提示文:
+---+
クリスマス・イブに、シアターオーブで観劇してまいりました。本作は劇団☆新感線の『五右衛門ロック』シリーズ第3作。私は第1作はDVDも含めて観ておらず、第2作を観たきりですが、今回は、人物設定の荒唐無稽さに比して、極力丁寧に、細心に物語を展開させているように見えました。
そもそもこのシリーズの、
石川五右衛門が釜茹での刑に処せられながらも何故か生き長らえ、日本のみならず南蛮をも股に掛けて義賊として活躍する」
という基本設定が大胆にぶっ飛んでいるわけですが、今回その五右衛門が「若い者に任せた」的な台詞を度々口にし、実際狂言回し的役割に徹していたのは、少し寂しいものがありました。
今回はかぶき者の前田慶次郎として登場した橋本じゅんさんも、腰のご病気の影響もあってか、殺陣の見せ場こそありますが、どちらかと言えば若者をサポートする役回りでした。
+---+
抽出資料:
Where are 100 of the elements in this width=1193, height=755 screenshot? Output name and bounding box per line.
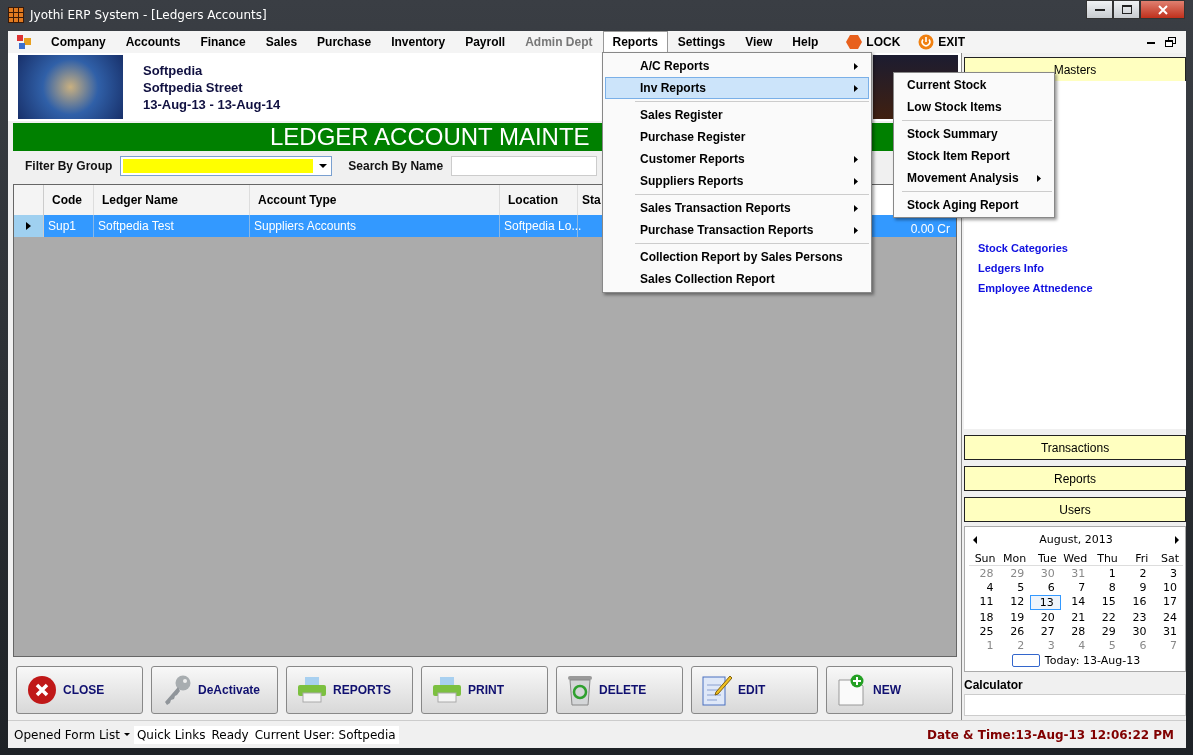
menu-action[interactable]: LOCK bbox=[866, 35, 901, 49]
menu-entry[interactable]: Low Stock Items bbox=[896, 96, 1052, 118]
menu-entry[interactable]: Sales Transaction Reports bbox=[605, 197, 869, 219]
menu-entry[interactable]: Customer Reports bbox=[605, 148, 869, 170]
calendar-day[interactable]: 9 bbox=[1121, 581, 1153, 594]
menu-item[interactable]: Sales bbox=[255, 31, 308, 53]
menu-entry[interactable]: A/C Reports bbox=[605, 55, 869, 77]
calendar-day[interactable]: 18 bbox=[969, 611, 1000, 624]
calendar-day[interactable]: 3 bbox=[1030, 639, 1061, 652]
minimize-icon[interactable] bbox=[1147, 40, 1155, 44]
calendar-day[interactable]: 3 bbox=[1152, 567, 1183, 580]
calendar-day[interactable]: 16 bbox=[1121, 595, 1153, 610]
panel-link[interactable]: Ledgers Info bbox=[978, 262, 1186, 274]
calendar-day[interactable]: 10 bbox=[1152, 581, 1183, 594]
calendar-day[interactable]: 5 bbox=[1091, 639, 1122, 652]
search-field[interactable] bbox=[451, 156, 598, 176]
calendar-day[interactable]: 5 bbox=[999, 581, 1031, 594]
menu-entry[interactable]: Purchase Transaction Reports bbox=[605, 219, 869, 241]
calendar-day[interactable]: 28 bbox=[1060, 625, 1092, 638]
calendar-day[interactable]: 2 bbox=[999, 639, 1031, 652]
panel-link[interactable]: Employee Attnedence bbox=[978, 282, 1186, 294]
window-title: Jyothi ERP System - [Ledgers Accounts] bbox=[30, 7, 267, 22]
menu-entry[interactable]: Purchase Register bbox=[605, 126, 869, 148]
menu-item[interactable]: Inventory bbox=[381, 31, 456, 53]
menu-item[interactable]: Purchase bbox=[307, 31, 382, 53]
calendar-day[interactable]: 8 bbox=[1091, 581, 1122, 594]
calendar-day[interactable]: 19 bbox=[999, 611, 1031, 624]
calendar-day[interactable]: 22 bbox=[1091, 611, 1122, 624]
calendar-day[interactable]: 29 bbox=[999, 567, 1031, 580]
column-header[interactable]: Account Type bbox=[250, 185, 500, 215]
calendar-day[interactable]: 24 bbox=[1152, 611, 1183, 624]
calendar-day[interactable]: 29 bbox=[1091, 625, 1122, 638]
calendar-day[interactable]: 2 bbox=[1121, 567, 1153, 580]
action-button[interactable]: REPORTS bbox=[286, 666, 413, 714]
menu-entry[interactable]: Inv Reports bbox=[605, 77, 869, 99]
maximize-button[interactable] bbox=[1113, 0, 1140, 19]
calendar-day[interactable]: 4 bbox=[1060, 639, 1092, 652]
menu-item[interactable]: Accounts bbox=[115, 31, 191, 53]
menu-item[interactable]: Payroll bbox=[455, 31, 516, 53]
calendar-day[interactable]: 13 bbox=[1030, 595, 1061, 610]
calendar-day[interactable]: 6 bbox=[1030, 581, 1061, 594]
menu-entry[interactable]: Sales Collection Report bbox=[605, 268, 869, 290]
calendar-day[interactable]: 12 bbox=[999, 595, 1031, 610]
calendar-day[interactable]: 23 bbox=[1121, 611, 1153, 624]
minimize-button[interactable] bbox=[1086, 0, 1113, 19]
calendar-day[interactable]: 7 bbox=[1152, 639, 1183, 652]
calendar-day[interactable]: 31 bbox=[1060, 567, 1092, 580]
panel-header[interactable]: Users bbox=[964, 497, 1186, 522]
calendar-day[interactable]: 11 bbox=[969, 595, 1000, 610]
next-month-icon[interactable] bbox=[1175, 535, 1179, 544]
action-button[interactable]: PRINT bbox=[421, 666, 548, 714]
action-button[interactable]: CLOSE bbox=[16, 666, 143, 714]
submenu-arrow-icon bbox=[1037, 174, 1041, 182]
menu-item[interactable]: Finance bbox=[190, 31, 256, 53]
calendar-day[interactable]: 25 bbox=[969, 625, 1000, 638]
calendar-day[interactable]: 17 bbox=[1152, 595, 1183, 610]
menu-item[interactable]: Help bbox=[782, 31, 829, 53]
menu-item[interactable]: View bbox=[735, 31, 783, 53]
calculator-field[interactable] bbox=[964, 694, 1186, 716]
action-button[interactable]: NEW bbox=[826, 666, 953, 714]
calendar-day[interactable]: 4 bbox=[969, 581, 1000, 594]
menu-item[interactable]: Settings bbox=[667, 31, 736, 53]
opened-forms-dropdown[interactable]: Opened Form List bbox=[8, 727, 134, 742]
menu-entry[interactable]: Stock Aging Report bbox=[896, 194, 1052, 216]
calendar-day[interactable]: 7 bbox=[1060, 581, 1092, 594]
calendar-day[interactable]: 27 bbox=[1030, 625, 1061, 638]
calendar-day[interactable]: 1 bbox=[969, 639, 1000, 652]
calendar-day[interactable]: 26 bbox=[999, 625, 1031, 638]
close-button[interactable] bbox=[1140, 0, 1185, 19]
action-button[interactable]: DELETE bbox=[556, 666, 683, 714]
panel-header[interactable]: Transactions bbox=[964, 435, 1186, 460]
calendar-day[interactable]: 1 bbox=[1091, 567, 1122, 580]
previous-month-icon[interactable] bbox=[973, 535, 977, 544]
calendar-day[interactable]: 21 bbox=[1060, 611, 1092, 624]
calendar-day[interactable]: 30 bbox=[1121, 625, 1153, 638]
column-header[interactable]: Ledger Name bbox=[94, 185, 250, 215]
group-dropdown[interactable] bbox=[120, 156, 333, 176]
action-button[interactable]: DeActivate bbox=[151, 666, 278, 714]
menu-item[interactable]: Reports bbox=[602, 31, 668, 53]
column-header[interactable]: Location bbox=[500, 185, 578, 215]
menu-entry[interactable]: Suppliers Reports bbox=[605, 170, 869, 192]
menu-entry[interactable]: Movement Analysis bbox=[896, 167, 1052, 189]
menu-item[interactable]: Company bbox=[41, 31, 116, 53]
action-button[interactable]: EDIT bbox=[691, 666, 818, 714]
calendar-day[interactable]: 15 bbox=[1091, 595, 1122, 610]
calendar-day[interactable]: 20 bbox=[1030, 611, 1061, 624]
calendar-day[interactable]: 31 bbox=[1152, 625, 1183, 638]
panel-link[interactable]: Stock Categories bbox=[978, 242, 1186, 254]
menu-entry[interactable]: Collection Report by Sales Persons bbox=[605, 246, 869, 268]
calendar-day[interactable]: 30 bbox=[1030, 567, 1061, 580]
menu-action[interactable]: EXIT bbox=[938, 35, 966, 49]
calendar-day[interactable]: 28 bbox=[969, 567, 1000, 580]
restore-icon[interactable] bbox=[1165, 37, 1176, 47]
row-pointer-icon bbox=[26, 222, 31, 230]
menu-entry[interactable]: Sales Register bbox=[605, 104, 869, 126]
panel-header[interactable]: Reports bbox=[964, 466, 1186, 491]
calendar-day[interactable]: 6 bbox=[1121, 639, 1153, 652]
column-header[interactable]: Code bbox=[44, 185, 94, 215]
today-link[interactable]: Today: 13-Aug-13 bbox=[1044, 654, 1141, 667]
calendar-day[interactable]: 14 bbox=[1060, 595, 1092, 610]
+---+
練習課題:
1. 『五右衛門ロック』の観劇記について、次の問いに答えよ。
(a) 筆者が観劇した日と劇場はどこか。
(b) 本作はシリーズの第何作か。
(c) 橋本じゅんさんは今回どの役で登場したか。
2. 『五右衛門ロック』の観劇記を、最後の文の後から書き継げ。

課題の解答:
1.
(a) クリスマス・イブに、シアターオーブで観劇した。
(b) 第3作。
(c) かぶき者の前田慶次郎。

2.
ただ、それは、ある程度落ち着いた年代になった看板役者の皆様に、いつまでも体力と運動能力の限界を迫るような演技を強いるのではなく、丁寧にドラマ性とケレン味を両立させた芝居を作り上げ、見せていこう、という制作側の姿勢の表明であるように感じられました。
ストーリー面では、前半が軽いミステリコメディ仕立てで作られていましたが、それは1幕のラストでほぼひっくり返され、2幕が終わってみると、あれ?実は謎解き自体にあまり意味はなくて、初めからこの結論ありきで進行していたのかな?出落ちかよ!と多少肩透かしを喰らいました。
でも、特に2幕では全ての主要登場人物に見せ場がまんべんなく用意されており、もう本当に殺陣もダンスも目のご馳走、笑わせてもらい、新感線らしいヘヴィメタルな音楽もたっぷり堪能いたしました。
ただ、これは意見が分かれるかも知れませんが、2幕の心九郎がお銀の言葉に耳を傾けて心に仮面を被るのを止めてから悪役一味との対峙に至る場面には、若干冗長さを覚えました。いえ、お銀と心九郎の対話自体は本当に丹念に練られていて素敵だと思ったのですけれどね。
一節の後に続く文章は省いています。